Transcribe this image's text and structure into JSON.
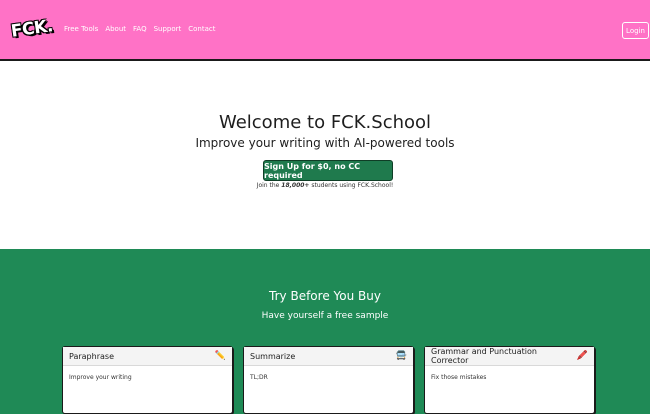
{
  "brand": {
    "logo_text": "FCK."
  },
  "nav": {
    "links": [
      "Free Tools",
      "About",
      "FAQ",
      "Support",
      "Contact"
    ],
    "login_label": "Login"
  },
  "hero": {
    "title": "Welcome to FCK.School",
    "subtitle": "Improve your writing with AI-powered tools",
    "cta_label": "Sign Up for $0, no CC required",
    "social_prefix": "Join the ",
    "social_count": "18,000+",
    "social_suffix": " students using FCK.School!"
  },
  "tools_section": {
    "title": "Try Before You Buy",
    "subtitle": "Have yourself a free sample",
    "cards": [
      {
        "title": "Paraphrase",
        "icon": "pencil-icon",
        "glyph": "✏️",
        "description": "Improve your writing"
      },
      {
        "title": "Summarize",
        "icon": "bus-icon",
        "glyph": "🚍",
        "description": "TL;DR"
      },
      {
        "title": "Grammar and Punctuation Corrector",
        "icon": "red-pencil-icon",
        "glyph": "🖍️",
        "description": "Fix those mistakes"
      }
    ]
  },
  "colors": {
    "nav_bg": "#ff72c6",
    "section_bg": "#1f8a56",
    "cta_bg": "#1f7a4d"
  }
}
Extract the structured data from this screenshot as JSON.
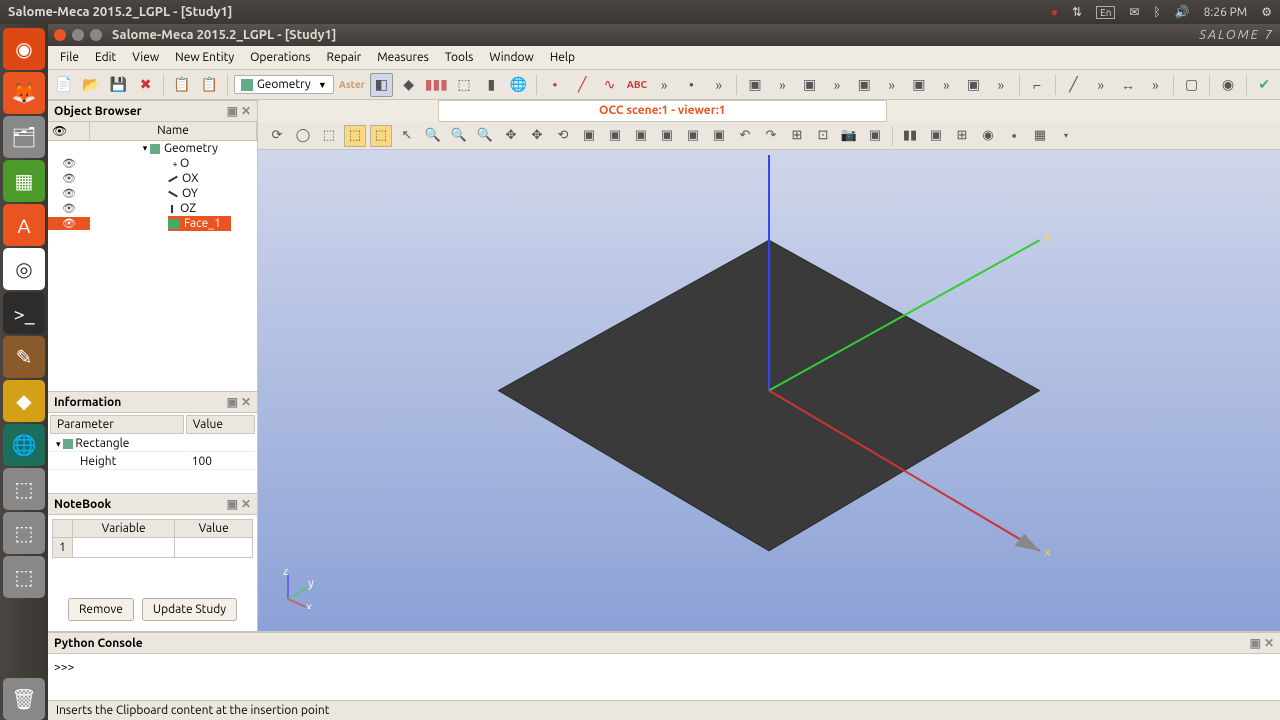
{
  "system": {
    "title": "Salome-Meca 2015.2_LGPL - [Study1]",
    "time": "8:26 PM",
    "lang": "En"
  },
  "window": {
    "title": "Salome-Meca 2015.2_LGPL - [Study1]",
    "brand": "SALOME 7"
  },
  "menu": [
    "File",
    "Edit",
    "View",
    "New Entity",
    "Operations",
    "Repair",
    "Measures",
    "Tools",
    "Window",
    "Help"
  ],
  "module": {
    "label": "Geometry"
  },
  "aster_label": "Aster",
  "object_browser": {
    "title": "Object Browser",
    "col_name": "Name",
    "tree": {
      "root": "Geometry",
      "children": [
        {
          "name": "O"
        },
        {
          "name": "OX"
        },
        {
          "name": "OY"
        },
        {
          "name": "OZ"
        },
        {
          "name": "Face_1",
          "selected": true
        }
      ]
    }
  },
  "information": {
    "title": "Information",
    "cols": {
      "param": "Parameter",
      "value": "Value"
    },
    "rows": [
      {
        "param": "Rectangle",
        "value": "",
        "expandable": true
      },
      {
        "param": "Height",
        "value": "100"
      }
    ]
  },
  "notebook": {
    "title": "NoteBook",
    "cols": {
      "variable": "Variable",
      "value": "Value"
    },
    "rows": [
      {
        "idx": "1",
        "variable": "",
        "value": ""
      }
    ],
    "remove": "Remove",
    "update": "Update Study"
  },
  "viewer": {
    "tab": "OCC scene:1 - viewer:1",
    "triad": {
      "x": "x",
      "y": "y",
      "z": "z"
    },
    "axis_labels": {
      "x": "x",
      "y": "y"
    }
  },
  "python_console": {
    "title": "Python Console",
    "prompt": ">>>"
  },
  "status": "Inserts the Clipboard content at the insertion point"
}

● **TASK GOAL**
Pictures are excluded; copy all other data exactly as shown.

● **REPLY TO THE EXERCISE**
Transcribe this image's text and structure into JSON.
{
  "brand": {
    "logo_text": "FCK."
  },
  "nav": {
    "links": [
      "Free Tools",
      "About",
      "FAQ",
      "Support",
      "Contact"
    ],
    "login_label": "Login"
  },
  "hero": {
    "title": "Welcome to FCK.School",
    "subtitle": "Improve your writing with AI-powered tools",
    "cta_label": "Sign Up for $0, no CC required",
    "social_prefix": "Join the ",
    "social_count": "18,000+",
    "social_suffix": " students using FCK.School!"
  },
  "tools_section": {
    "title": "Try Before You Buy",
    "subtitle": "Have yourself a free sample",
    "cards": [
      {
        "title": "Paraphrase",
        "icon": "pencil-icon",
        "glyph": "✏️",
        "description": "Improve your writing"
      },
      {
        "title": "Summarize",
        "icon": "bus-icon",
        "glyph": "🚍",
        "description": "TL;DR"
      },
      {
        "title": "Grammar and Punctuation Corrector",
        "icon": "red-pencil-icon",
        "glyph": "🖍️",
        "description": "Fix those mistakes"
      }
    ]
  },
  "colors": {
    "nav_bg": "#ff72c6",
    "section_bg": "#1f8a56",
    "cta_bg": "#1f7a4d"
  }
}
Extract the structured data from this screenshot as JSON.
{
  "system": {
    "title": "Salome-Meca 2015.2_LGPL - [Study1]",
    "time": "8:26 PM",
    "lang": "En"
  },
  "window": {
    "title": "Salome-Meca 2015.2_LGPL - [Study1]",
    "brand": "SALOME 7"
  },
  "menu": [
    "File",
    "Edit",
    "View",
    "New Entity",
    "Operations",
    "Repair",
    "Measures",
    "Tools",
    "Window",
    "Help"
  ],
  "module": {
    "label": "Geometry"
  },
  "aster_label": "Aster",
  "object_browser": {
    "title": "Object Browser",
    "col_name": "Name",
    "tree": {
      "root": "Geometry",
      "children": [
        {
          "name": "O"
        },
        {
          "name": "OX"
        },
        {
          "name": "OY"
        },
        {
          "name": "OZ"
        },
        {
          "name": "Face_1",
          "selected": true
        }
      ]
    }
  },
  "information": {
    "title": "Information",
    "cols": {
      "param": "Parameter",
      "value": "Value"
    },
    "rows": [
      {
        "param": "Rectangle",
        "value": "",
        "expandable": true
      },
      {
        "param": "Height",
        "value": "100"
      }
    ]
  },
  "notebook": {
    "title": "NoteBook",
    "cols": {
      "variable": "Variable",
      "value": "Value"
    },
    "rows": [
      {
        "idx": "1",
        "variable": "",
        "value": ""
      }
    ],
    "remove": "Remove",
    "update": "Update Study"
  },
  "viewer": {
    "tab": "OCC scene:1 - viewer:1",
    "triad": {
      "x": "x",
      "y": "y",
      "z": "z"
    },
    "axis_labels": {
      "x": "x",
      "y": "y"
    }
  },
  "python_console": {
    "title": "Python Console",
    "prompt": ">>>"
  },
  "status": "Inserts the Clipboard content at the insertion point"
}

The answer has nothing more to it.